_Task details_
Each line containing the word "laser" needs to be copied.

_Data supplied_
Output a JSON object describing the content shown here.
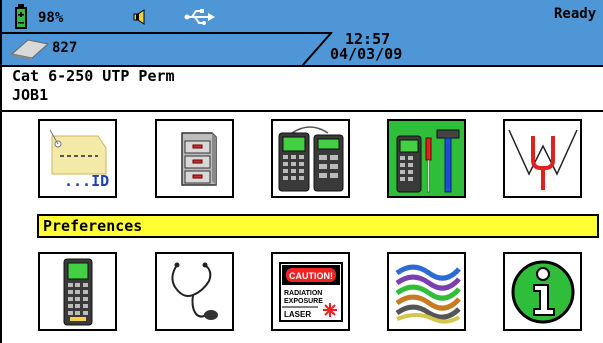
{
  "status": {
    "battery_percent": "98%",
    "memory_count": "827",
    "time": "12:57",
    "date": "04/03/09",
    "state": "Ready",
    "battery_icon": "battery-icon",
    "speaker_icon": "speaker-icon",
    "usb_icon": "usb-icon",
    "memory_icon": "memory-card-icon"
  },
  "info": {
    "cable_type": "Cat 6-250 UTP Perm",
    "job_name": "JOB1"
  },
  "selected_label": "Preferences",
  "colors": {
    "statusbar": "#4f96d6",
    "selected_bg": "#2fbd3a",
    "label_bar": "#ffff33"
  },
  "icons_row1": [
    {
      "name": "id-tag-icon",
      "label": "...ID"
    },
    {
      "name": "file-cabinet-icon"
    },
    {
      "name": "dual-tester-icon"
    },
    {
      "name": "tools-icon"
    },
    {
      "name": "tuning-fork-icon"
    }
  ],
  "icons_row2": [
    {
      "name": "tester-icon"
    },
    {
      "name": "stethoscope-icon"
    },
    {
      "name": "laser-caution-icon",
      "caution": "CAUTION!",
      "radiation": "RADIATION",
      "exposure": "EXPOSURE",
      "laser": "LASER"
    },
    {
      "name": "fiber-cables-icon"
    },
    {
      "name": "info-icon"
    }
  ]
}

_The result_
      "name": "laser-caution-icon",
      "laser": "LASER"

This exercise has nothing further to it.